__What is being asked__
Leave out the pictures and retype exactly the lines from the line with "Parse this screenshot: output" through the end of the listing below.

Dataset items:
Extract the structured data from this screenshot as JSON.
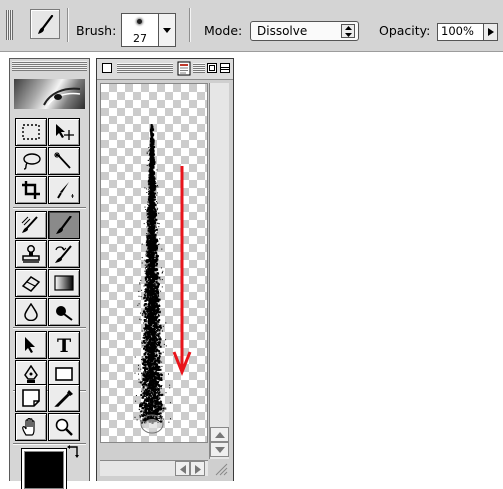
{
  "options_bar": {
    "tool_icon": "paintbrush-icon",
    "brush_label": "Brush:",
    "brush_size": "27",
    "mode_label": "Mode:",
    "mode_value": "Dissolve",
    "opacity_label": "Opacity:",
    "opacity_value": "100%"
  },
  "toolbox": {
    "tools": [
      {
        "name": "marquee-icon"
      },
      {
        "name": "move-icon"
      },
      {
        "name": "lasso-icon"
      },
      {
        "name": "magic-wand-icon"
      },
      {
        "name": "crop-icon"
      },
      {
        "name": "slice-icon"
      },
      {
        "name": "healing-brush-icon"
      },
      {
        "name": "paintbrush-icon",
        "active": true
      },
      {
        "name": "clone-stamp-icon"
      },
      {
        "name": "history-brush-icon"
      },
      {
        "name": "eraser-icon"
      },
      {
        "name": "gradient-icon"
      },
      {
        "name": "blur-icon"
      },
      {
        "name": "dodge-icon"
      },
      {
        "name": "path-select-icon"
      },
      {
        "name": "type-tool-icon",
        "glyph": "T"
      },
      {
        "name": "pen-icon"
      },
      {
        "name": "rectangle-shape-icon"
      },
      {
        "name": "notes-icon"
      },
      {
        "name": "eyedropper-icon"
      },
      {
        "name": "hand-icon"
      },
      {
        "name": "zoom-icon"
      }
    ],
    "foreground_color": "#000000"
  },
  "colors": {
    "annotation_arrow": "#e8141b",
    "stroke": "#000000",
    "panel": "#d6d6d6"
  }
}
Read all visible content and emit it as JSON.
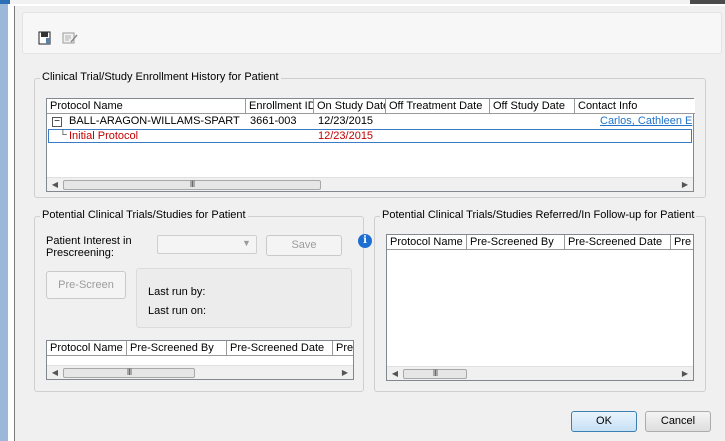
{
  "toolbar": {
    "icons": [
      "save-icon",
      "edit-icon"
    ]
  },
  "enrollment_history": {
    "title": "Clinical Trial/Study Enrollment History for Patient",
    "columns": [
      "Protocol Name",
      "Enrollment ID",
      "On Study Date",
      "Off Treatment Date",
      "Off Study Date",
      "Contact Info"
    ],
    "rows": [
      {
        "expander": "−",
        "protocol_name": "BALL-ARAGON-WILLAMS-SPART",
        "enrollment_id": "3661-003",
        "on_study_date": "12/23/2015",
        "off_treatment_date": "",
        "off_study_date": "",
        "contact_info": "Carlos, Cathleen E"
      },
      {
        "tree_connector": "└",
        "protocol_name": "Initial Protocol",
        "on_study_date": "12/23/2015",
        "text_color": "#c00000"
      }
    ],
    "scroll_thumb": "III"
  },
  "potential": {
    "title": "Potential Clinical Trials/Studies for Patient",
    "interest_label": "Patient Interest in Prescreening:",
    "interest_value": "",
    "save_label": "Save",
    "prescreen_label": "Pre-Screen",
    "last_run_by_label": "Last run by:",
    "last_run_on_label": "Last run on:",
    "columns": [
      "Protocol Name",
      "Pre-Screened By",
      "Pre-Screened Date",
      "Pre"
    ],
    "scroll_thumb": "III"
  },
  "referred": {
    "title": "Potential Clinical Trials/Studies Referred/In Follow-up for Patient",
    "columns": [
      "Protocol Name",
      "Pre-Screened By",
      "Pre-Screened Date",
      "Pre"
    ],
    "scroll_thumb": "III"
  },
  "footer": {
    "ok_label": "OK",
    "cancel_label": "Cancel"
  },
  "colors": {
    "selection_border": "#3a7cc5",
    "link": "#1f73c9",
    "info_icon": "#1c6fd0",
    "child_row_text": "#c00000"
  }
}
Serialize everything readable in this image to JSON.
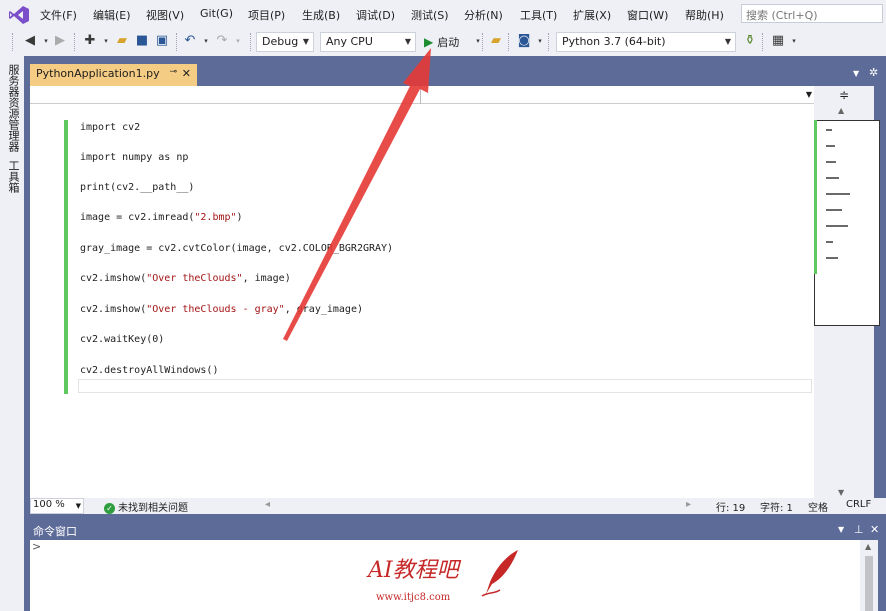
{
  "menubar": {
    "logo_icon": "visual-studio-icon",
    "items": [
      "文件(F)",
      "编辑(E)",
      "视图(V)",
      "Git(G)",
      "项目(P)",
      "生成(B)",
      "调试(D)",
      "测试(S)",
      "分析(N)",
      "工具(T)",
      "扩展(X)",
      "窗口(W)",
      "帮助(H)"
    ],
    "search_placeholder": "搜索 (Ctrl+Q)"
  },
  "toolbar": {
    "config": "Debug",
    "platform": "Any CPU",
    "start_label": "启动",
    "interpreter": "Python 3.7 (64-bit)"
  },
  "side_tabs": [
    "服务器资源管理器",
    "工具箱"
  ],
  "editor": {
    "tab_title": "PythonApplication1.py",
    "code_lines": [
      {
        "pre": "import cv2",
        "str": "",
        "post": ""
      },
      {
        "pre": "import numpy as np",
        "str": "",
        "post": ""
      },
      {
        "pre": "print(cv2.__path__)",
        "str": "",
        "post": ""
      },
      {
        "pre": "image = cv2.imread(",
        "str": "\"2.bmp\"",
        "post": ")"
      },
      {
        "pre": "gray_image = cv2.cvtColor(image, cv2.COLOR_BGR2GRAY)",
        "str": "",
        "post": ""
      },
      {
        "pre": "cv2.imshow(",
        "str": "\"Over theClouds\"",
        "post": ", image)"
      },
      {
        "pre": "cv2.imshow(",
        "str": "\"Over theClouds - gray\"",
        "post": ", gray_image)"
      },
      {
        "pre": "cv2.waitKey(0)",
        "str": "",
        "post": ""
      },
      {
        "pre": "cv2.destroyAllWindows()",
        "str": "",
        "post": ""
      }
    ]
  },
  "status": {
    "zoom": "100 %",
    "issues": "未找到相关问题",
    "line": "行: 19",
    "col": "字符: 1",
    "whitespace": "空格",
    "line_ending": "CRLF"
  },
  "command_window": {
    "title": "命令窗口",
    "prompt": ">"
  },
  "watermark": {
    "logo_text": "AI教程吧",
    "url": "www.itjc8.com"
  },
  "colors": {
    "frame": "#5d6b99",
    "tab_active": "#f5cc84",
    "change_bar": "#5fc95f",
    "annotation_arrow": "#e53935"
  }
}
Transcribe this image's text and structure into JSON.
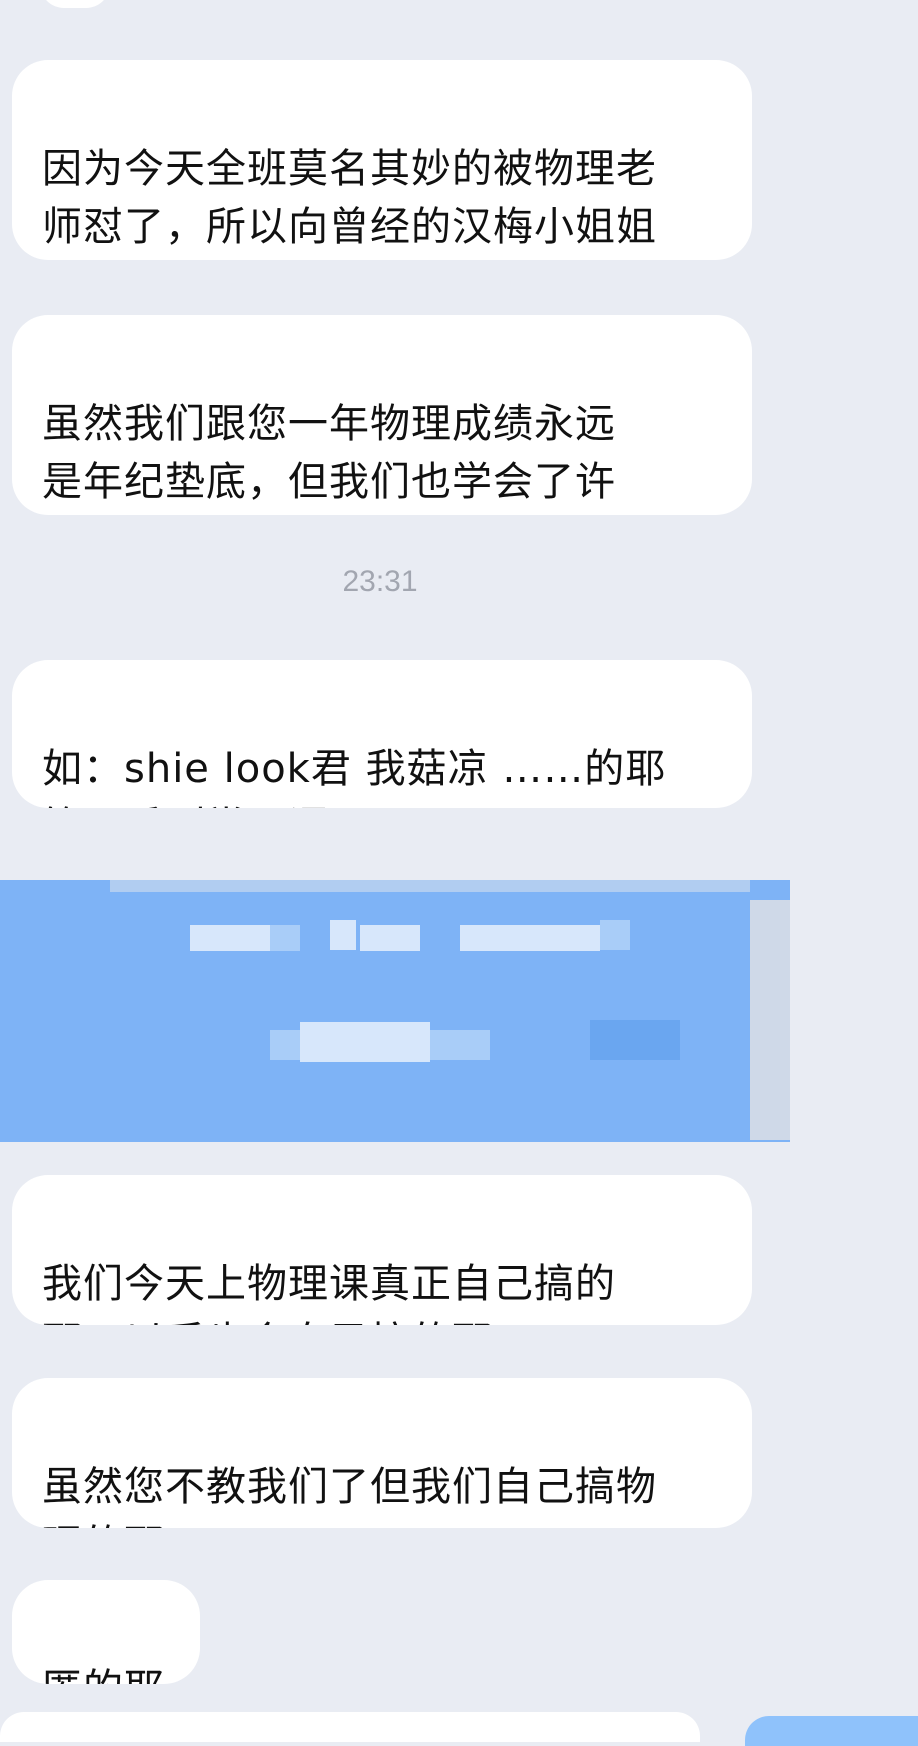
{
  "messages": [
    {
      "id": "m1",
      "text": "因为今天全班莫名其妙的被物理老\n师怼了，所以向曾经的汉梅小姐姐\n表达自己的怀念"
    },
    {
      "id": "m2",
      "text": "虽然我们跟您一年物理成绩永远\n是年纪垫底，但我们也学会了许\n多‘汉语’"
    },
    {
      "id": "m3",
      "text": "如：shie look君 我菇凉  ……的耶\n等一系列常用语"
    },
    {
      "id": "m4",
      "text": "我们今天上物理课真正自己搞的\n耶。以后也会自己搞的耶"
    },
    {
      "id": "m5",
      "text": "虽然您不教我们了但我们自己搞物\n理的耶"
    },
    {
      "id": "m6",
      "text": "匿的耶"
    }
  ],
  "timestamp": "23:31",
  "colors": {
    "background": "#e9ecf3",
    "bubble": "#ffffff",
    "redacted_image": "#7eb3f6",
    "timestamp_text": "#a2a6b0"
  }
}
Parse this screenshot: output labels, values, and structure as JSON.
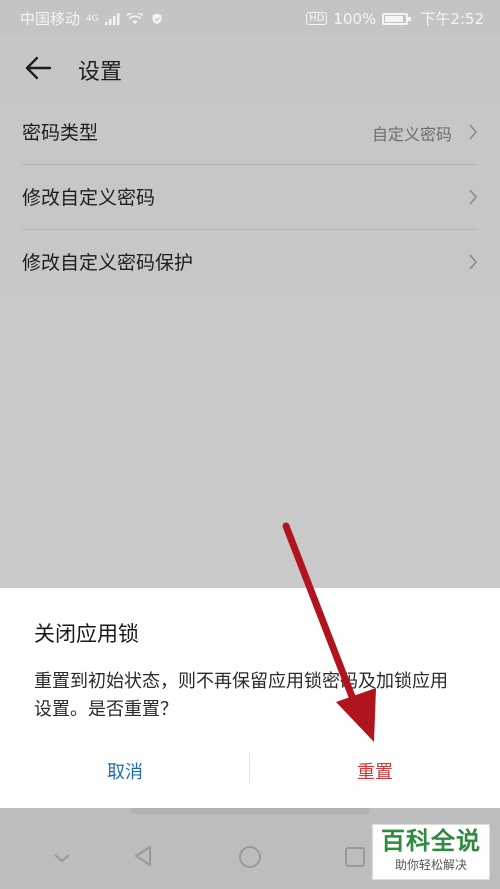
{
  "status_bar": {
    "carrier": "中国移动",
    "network": "4G",
    "battery_percent": "100%",
    "battery_level": 1.0,
    "time": "下午2:52",
    "hd_label": "HD"
  },
  "app_bar": {
    "title": "设置",
    "back_icon": "arrow-left-icon"
  },
  "settings": {
    "items": [
      {
        "label": "密码类型",
        "value": "自定义密码"
      },
      {
        "label": "修改自定义密码",
        "value": ""
      },
      {
        "label": "修改自定义密码保护",
        "value": ""
      }
    ]
  },
  "dialog": {
    "title": "关闭应用锁",
    "message": "重置到初始状态，则不再保留应用锁密码及加锁应用设置。是否重置？",
    "cancel_label": "取消",
    "confirm_label": "重置",
    "cancel_color": "#1e6cb0",
    "confirm_color": "#d43a3a"
  },
  "nav_bar": {
    "icons": [
      "chevron-down-icon",
      "back-triangle-icon",
      "home-circle-icon",
      "recents-square-icon"
    ]
  },
  "watermark": {
    "brand": "百科全说",
    "slogan": "助你轻松解决"
  },
  "annotation": {
    "arrow_color": "#b0141c"
  }
}
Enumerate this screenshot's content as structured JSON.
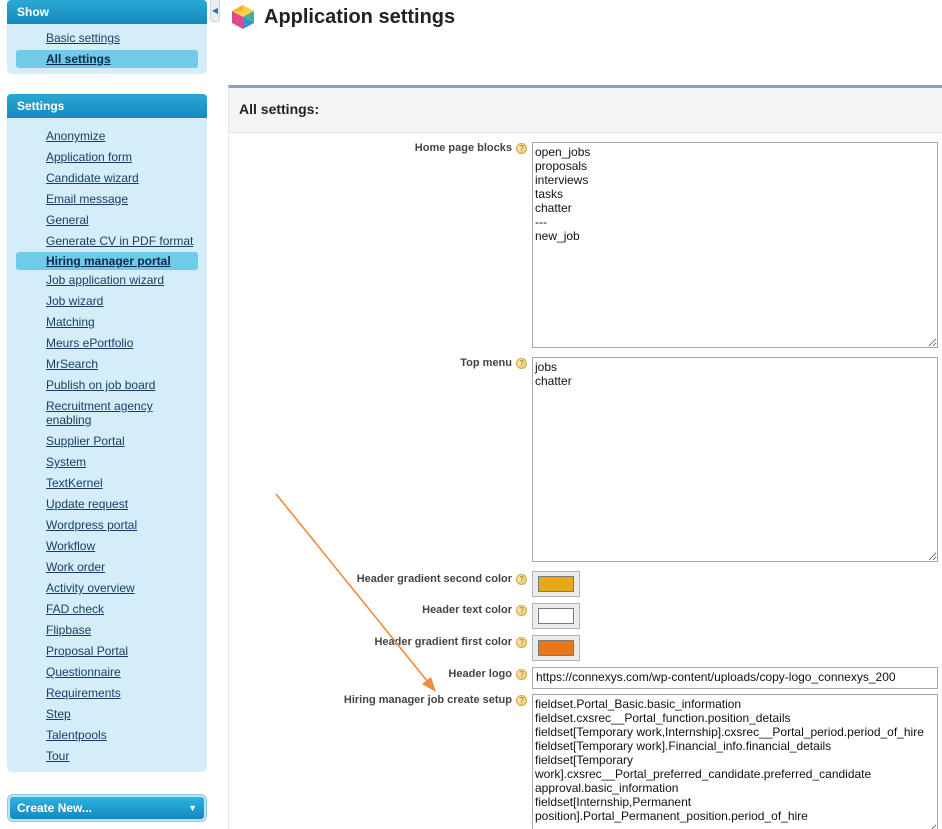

__Response to the task__
Parse this screenshot: output labels, values, and structure as JSON.
{
  "status_bar": {
    "carrier": "中国移动",
    "network": "4G",
    "battery_percent": "100%",
    "battery_level": 1.0,
    "time": "下午2:52",
    "hd_label": "HD"
  },
  "app_bar": {
    "title": "设置",
    "back_icon": "arrow-left-icon"
  },
  "settings": {
    "items": [
      {
        "label": "密码类型",
        "value": "自定义密码"
      },
      {
        "label": "修改自定义密码",
        "value": ""
      },
      {
        "label": "修改自定义密码保护",
        "value": ""
      }
    ]
  },
  "dialog": {
    "title": "关闭应用锁",
    "message": "重置到初始状态，则不再保留应用锁密码及加锁应用设置。是否重置？",
    "cancel_label": "取消",
    "confirm_label": "重置",
    "cancel_color": "#1e6cb0",
    "confirm_color": "#d43a3a"
  },
  "nav_bar": {
    "icons": [
      "chevron-down-icon",
      "back-triangle-icon",
      "home-circle-icon",
      "recents-square-icon"
    ]
  },
  "watermark": {
    "brand": "百科全说",
    "slogan": "助你轻松解决"
  },
  "annotation": {
    "arrow_color": "#b0141c"
  }
}
Enumerate this screenshot's content as structured JSON.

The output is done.